→ Saved data entries:
[BEGIN]

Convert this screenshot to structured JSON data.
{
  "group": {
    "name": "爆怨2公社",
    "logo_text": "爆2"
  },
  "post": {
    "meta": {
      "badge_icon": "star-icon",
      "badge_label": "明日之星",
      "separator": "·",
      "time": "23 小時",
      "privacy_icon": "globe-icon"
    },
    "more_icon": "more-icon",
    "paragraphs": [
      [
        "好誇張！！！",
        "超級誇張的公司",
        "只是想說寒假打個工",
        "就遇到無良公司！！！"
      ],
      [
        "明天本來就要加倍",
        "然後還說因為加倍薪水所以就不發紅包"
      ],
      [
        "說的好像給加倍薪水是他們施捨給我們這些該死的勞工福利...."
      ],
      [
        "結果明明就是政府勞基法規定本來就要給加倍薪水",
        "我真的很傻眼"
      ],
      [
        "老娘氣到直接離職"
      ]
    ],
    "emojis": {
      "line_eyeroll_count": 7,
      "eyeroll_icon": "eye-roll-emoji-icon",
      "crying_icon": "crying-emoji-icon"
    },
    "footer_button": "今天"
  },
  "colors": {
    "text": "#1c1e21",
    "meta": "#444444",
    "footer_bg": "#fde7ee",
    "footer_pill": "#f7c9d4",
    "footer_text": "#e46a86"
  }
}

[END]

→ YOUR TASK: From the records above, extract everything verbatim.

→ SOLVED EXERCISE:
Convert this screenshot to structured JSON data.
{
  "group": {
    "name": "爆怨2公社",
    "logo_text": "爆2"
  },
  "post": {
    "meta": {
      "badge_icon": "star-icon",
      "badge_label": "明日之星",
      "separator": "·",
      "time": "23 小時",
      "privacy_icon": "globe-icon"
    },
    "more_icon": "more-icon",
    "paragraphs": [
      [
        "好誇張！！！",
        "超級誇張的公司",
        "只是想說寒假打個工",
        "就遇到無良公司！！！"
      ],
      [
        "明天本來就要加倍",
        "然後還說因為加倍薪水所以就不發紅包"
      ],
      [
        "說的好像給加倍薪水是他們施捨給我們這些該死的勞工福利...."
      ],
      [
        "結果明明就是政府勞基法規定本來就要給加倍薪水",
        "我真的很傻眼"
      ],
      [
        "老娘氣到直接離職"
      ]
    ],
    "emojis": {
      "line_eyeroll_count": 7,
      "eyeroll_icon": "eye-roll-emoji-icon",
      "crying_icon": "crying-emoji-icon"
    },
    "footer_button": "今天"
  },
  "colors": {
    "text": "#1c1e21",
    "meta": "#444444",
    "footer_bg": "#fde7ee",
    "footer_pill": "#f7c9d4",
    "footer_text": "#e46a86"
  }
}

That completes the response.